**DATA EXTRACT:**
========================
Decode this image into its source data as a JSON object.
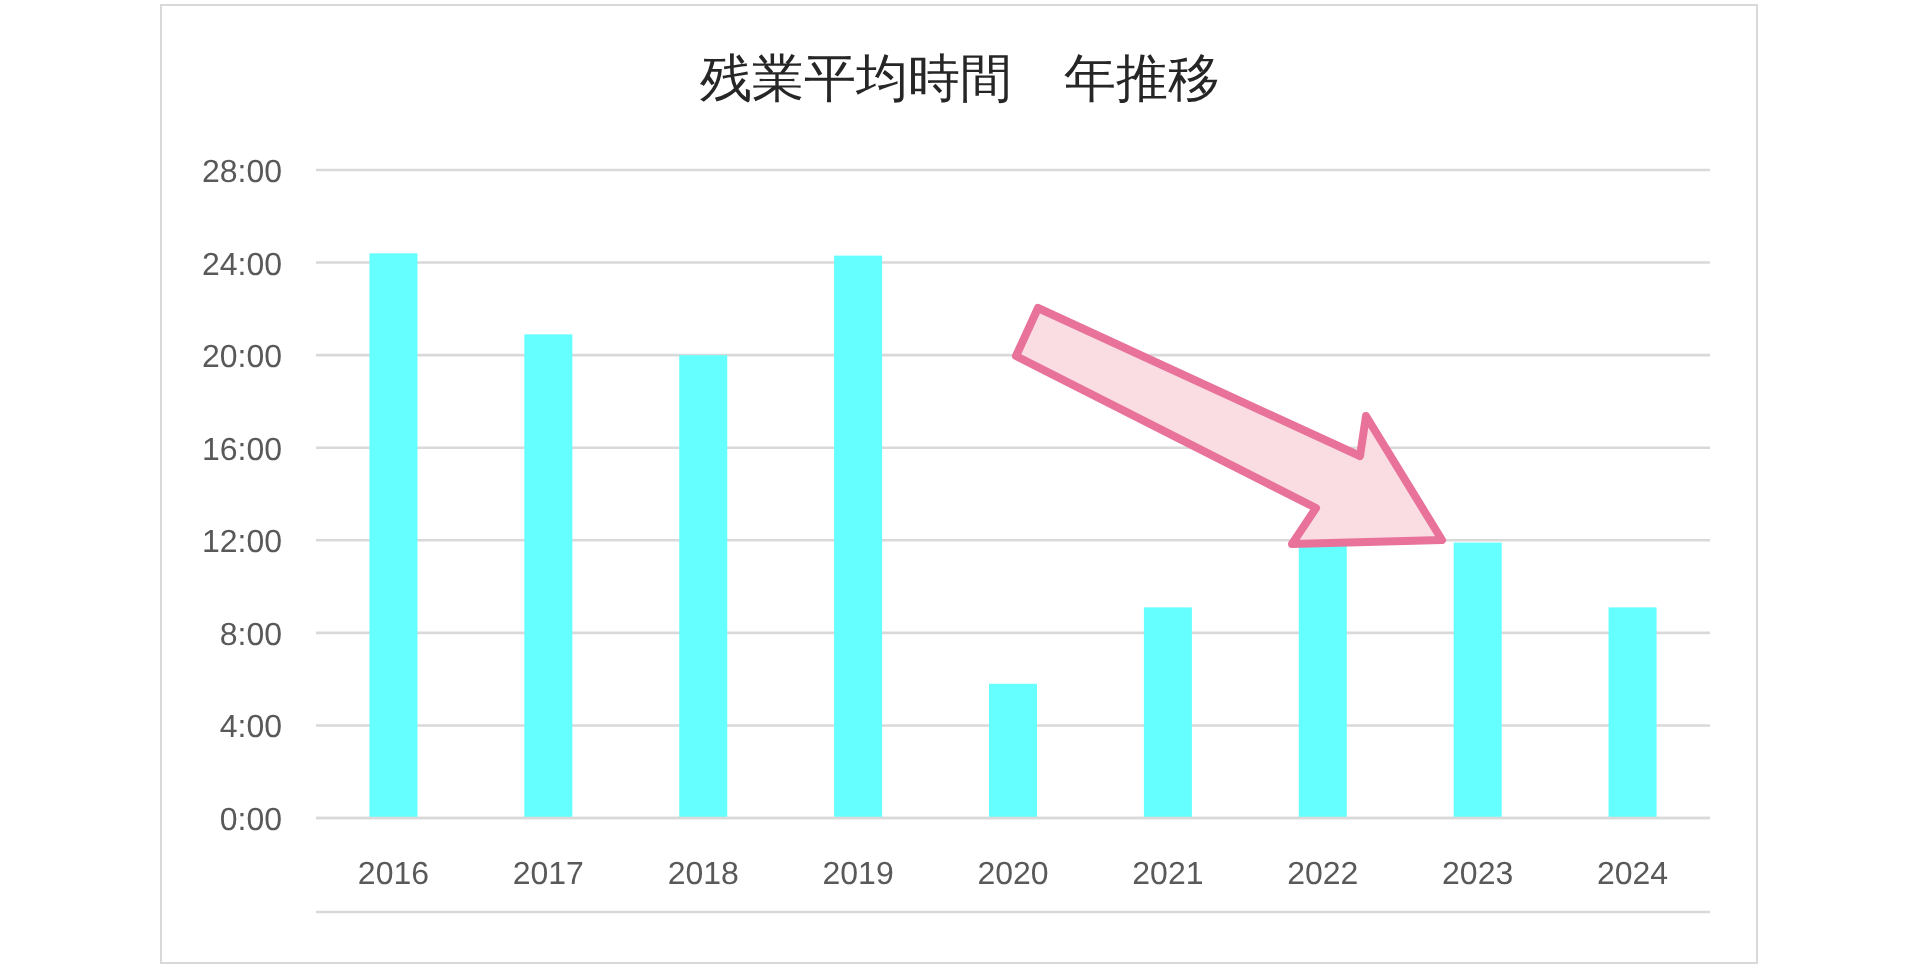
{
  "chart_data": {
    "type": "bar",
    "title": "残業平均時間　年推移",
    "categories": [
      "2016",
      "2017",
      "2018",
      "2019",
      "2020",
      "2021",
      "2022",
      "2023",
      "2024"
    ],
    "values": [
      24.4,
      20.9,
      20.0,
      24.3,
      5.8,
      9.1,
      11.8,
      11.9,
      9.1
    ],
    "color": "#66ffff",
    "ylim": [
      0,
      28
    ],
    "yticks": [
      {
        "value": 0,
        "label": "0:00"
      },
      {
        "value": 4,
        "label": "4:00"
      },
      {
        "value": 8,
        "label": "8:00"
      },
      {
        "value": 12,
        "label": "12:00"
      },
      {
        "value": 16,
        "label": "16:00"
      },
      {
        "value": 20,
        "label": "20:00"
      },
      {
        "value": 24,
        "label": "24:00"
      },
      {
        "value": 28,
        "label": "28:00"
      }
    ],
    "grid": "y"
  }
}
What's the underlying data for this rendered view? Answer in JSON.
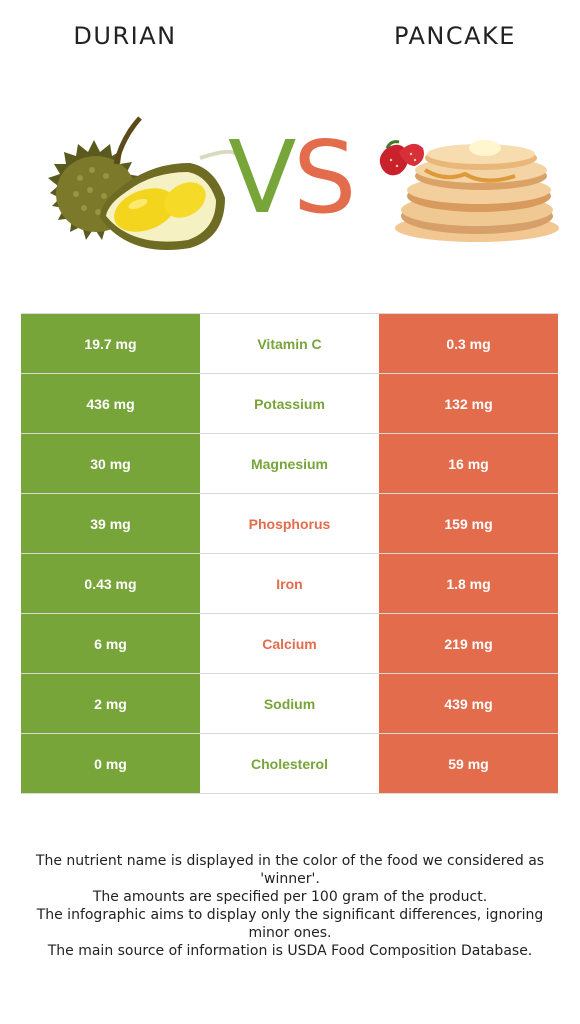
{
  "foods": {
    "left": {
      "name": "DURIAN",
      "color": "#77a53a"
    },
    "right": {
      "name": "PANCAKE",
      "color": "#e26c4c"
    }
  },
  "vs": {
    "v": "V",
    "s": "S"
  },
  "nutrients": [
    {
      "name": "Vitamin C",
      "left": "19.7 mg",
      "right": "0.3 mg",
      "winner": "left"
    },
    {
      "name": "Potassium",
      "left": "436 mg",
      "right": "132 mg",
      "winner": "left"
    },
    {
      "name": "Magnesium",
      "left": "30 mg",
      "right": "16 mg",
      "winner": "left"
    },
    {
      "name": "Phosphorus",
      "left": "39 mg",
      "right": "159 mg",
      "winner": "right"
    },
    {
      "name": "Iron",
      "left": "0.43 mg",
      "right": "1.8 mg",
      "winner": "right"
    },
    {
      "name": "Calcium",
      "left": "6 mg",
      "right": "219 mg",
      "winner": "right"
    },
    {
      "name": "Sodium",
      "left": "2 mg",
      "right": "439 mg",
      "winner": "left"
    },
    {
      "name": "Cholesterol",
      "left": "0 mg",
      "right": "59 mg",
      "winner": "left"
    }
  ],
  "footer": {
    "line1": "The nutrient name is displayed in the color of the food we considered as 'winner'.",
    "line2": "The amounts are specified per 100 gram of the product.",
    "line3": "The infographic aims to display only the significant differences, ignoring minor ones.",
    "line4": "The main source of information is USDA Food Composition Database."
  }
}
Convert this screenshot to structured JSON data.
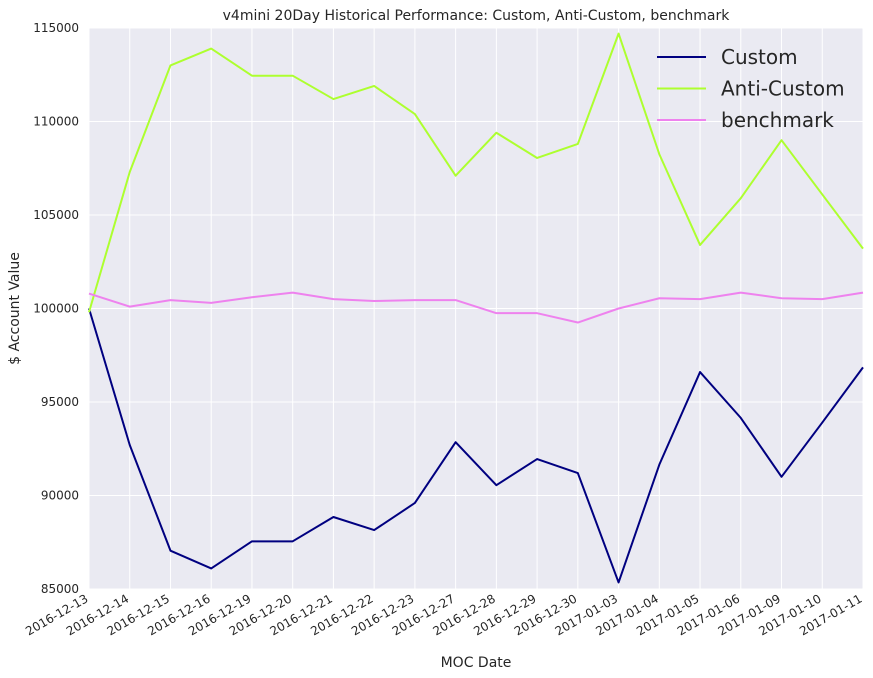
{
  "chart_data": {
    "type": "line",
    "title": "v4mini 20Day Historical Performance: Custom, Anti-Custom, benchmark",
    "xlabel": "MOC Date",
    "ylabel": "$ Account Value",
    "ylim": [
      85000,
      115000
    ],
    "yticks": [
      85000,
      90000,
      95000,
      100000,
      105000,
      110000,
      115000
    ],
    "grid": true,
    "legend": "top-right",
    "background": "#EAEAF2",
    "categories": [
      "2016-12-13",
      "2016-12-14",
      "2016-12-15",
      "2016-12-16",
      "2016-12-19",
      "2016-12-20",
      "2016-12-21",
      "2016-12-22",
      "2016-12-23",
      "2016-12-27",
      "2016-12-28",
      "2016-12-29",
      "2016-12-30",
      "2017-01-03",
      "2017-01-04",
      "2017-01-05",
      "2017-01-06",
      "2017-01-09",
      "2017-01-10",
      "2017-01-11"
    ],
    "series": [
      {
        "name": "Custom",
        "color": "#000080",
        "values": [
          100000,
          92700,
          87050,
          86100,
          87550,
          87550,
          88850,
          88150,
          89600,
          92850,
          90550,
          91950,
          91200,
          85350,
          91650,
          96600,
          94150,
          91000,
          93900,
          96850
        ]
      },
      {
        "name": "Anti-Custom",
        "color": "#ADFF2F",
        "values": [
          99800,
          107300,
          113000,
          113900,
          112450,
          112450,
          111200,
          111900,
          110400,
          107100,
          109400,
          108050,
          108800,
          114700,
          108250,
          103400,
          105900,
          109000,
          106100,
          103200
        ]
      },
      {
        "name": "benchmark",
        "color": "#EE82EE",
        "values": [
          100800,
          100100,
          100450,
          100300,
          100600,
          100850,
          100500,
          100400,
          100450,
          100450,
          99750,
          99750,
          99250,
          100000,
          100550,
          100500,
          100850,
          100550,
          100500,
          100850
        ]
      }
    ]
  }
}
========================
**TASK DIRECTIONS:** Write the lines above out again exactly, without any of their pictures.

**EXERCISE RESULT:**
Decode this image into its source data as a JSON object.
{
  "chart_data": {
    "type": "bar",
    "title": "残業平均時間　年推移",
    "categories": [
      "2016",
      "2017",
      "2018",
      "2019",
      "2020",
      "2021",
      "2022",
      "2023",
      "2024"
    ],
    "values": [
      24.4,
      20.9,
      20.0,
      24.3,
      5.8,
      9.1,
      11.8,
      11.9,
      9.1
    ],
    "color": "#66ffff",
    "ylim": [
      0,
      28
    ],
    "yticks": [
      {
        "value": 0,
        "label": "0:00"
      },
      {
        "value": 4,
        "label": "4:00"
      },
      {
        "value": 8,
        "label": "8:00"
      },
      {
        "value": 12,
        "label": "12:00"
      },
      {
        "value": 16,
        "label": "16:00"
      },
      {
        "value": 20,
        "label": "20:00"
      },
      {
        "value": 24,
        "label": "24:00"
      },
      {
        "value": 28,
        "label": "28:00"
      }
    ],
    "grid": "y"
  }
}
What's the underlying data for this rendered view? Answer in JSON.
{
  "foods": {
    "left": {
      "name": "DURIAN",
      "color": "#77a53a"
    },
    "right": {
      "name": "PANCAKE",
      "color": "#e26c4c"
    }
  },
  "vs": {
    "v": "V",
    "s": "S"
  },
  "nutrients": [
    {
      "name": "Vitamin C",
      "left": "19.7 mg",
      "right": "0.3 mg",
      "winner": "left"
    },
    {
      "name": "Potassium",
      "left": "436 mg",
      "right": "132 mg",
      "winner": "left"
    },
    {
      "name": "Magnesium",
      "left": "30 mg",
      "right": "16 mg",
      "winner": "left"
    },
    {
      "name": "Phosphorus",
      "left": "39 mg",
      "right": "159 mg",
      "winner": "right"
    },
    {
      "name": "Iron",
      "left": "0.43 mg",
      "right": "1.8 mg",
      "winner": "right"
    },
    {
      "name": "Calcium",
      "left": "6 mg",
      "right": "219 mg",
      "winner": "right"
    },
    {
      "name": "Sodium",
      "left": "2 mg",
      "right": "439 mg",
      "winner": "left"
    },
    {
      "name": "Cholesterol",
      "left": "0 mg",
      "right": "59 mg",
      "winner": "left"
    }
  ],
  "footer": {
    "line1": "The nutrient name is displayed in the color of the food we considered as 'winner'.",
    "line2": "The amounts are specified per 100 gram of the product.",
    "line3": "The infographic aims to display only the significant differences, ignoring minor ones.",
    "line4": "The main source of information is USDA Food Composition Database."
  }
}
Convert this screenshot to structured JSON data.
{
  "chart_data": {
    "type": "line",
    "title": "v4mini 20Day Historical Performance: Custom, Anti-Custom, benchmark",
    "xlabel": "MOC Date",
    "ylabel": "$ Account Value",
    "ylim": [
      85000,
      115000
    ],
    "yticks": [
      85000,
      90000,
      95000,
      100000,
      105000,
      110000,
      115000
    ],
    "grid": true,
    "legend": "top-right",
    "background": "#EAEAF2",
    "categories": [
      "2016-12-13",
      "2016-12-14",
      "2016-12-15",
      "2016-12-16",
      "2016-12-19",
      "2016-12-20",
      "2016-12-21",
      "2016-12-22",
      "2016-12-23",
      "2016-12-27",
      "2016-12-28",
      "2016-12-29",
      "2016-12-30",
      "2017-01-03",
      "2017-01-04",
      "2017-01-05",
      "2017-01-06",
      "2017-01-09",
      "2017-01-10",
      "2017-01-11"
    ],
    "series": [
      {
        "name": "Custom",
        "color": "#000080",
        "values": [
          100000,
          92700,
          87050,
          86100,
          87550,
          87550,
          88850,
          88150,
          89600,
          92850,
          90550,
          91950,
          91200,
          85350,
          91650,
          96600,
          94150,
          91000,
          93900,
          96850
        ]
      },
      {
        "name": "Anti-Custom",
        "color": "#ADFF2F",
        "values": [
          99800,
          107300,
          113000,
          113900,
          112450,
          112450,
          111200,
          111900,
          110400,
          107100,
          109400,
          108050,
          108800,
          114700,
          108250,
          103400,
          105900,
          109000,
          106100,
          103200
        ]
      },
      {
        "name": "benchmark",
        "color": "#EE82EE",
        "values": [
          100800,
          100100,
          100450,
          100300,
          100600,
          100850,
          100500,
          100400,
          100450,
          100450,
          99750,
          99750,
          99250,
          100000,
          100550,
          100500,
          100850,
          100550,
          100500,
          100850
        ]
      }
    ]
  }
}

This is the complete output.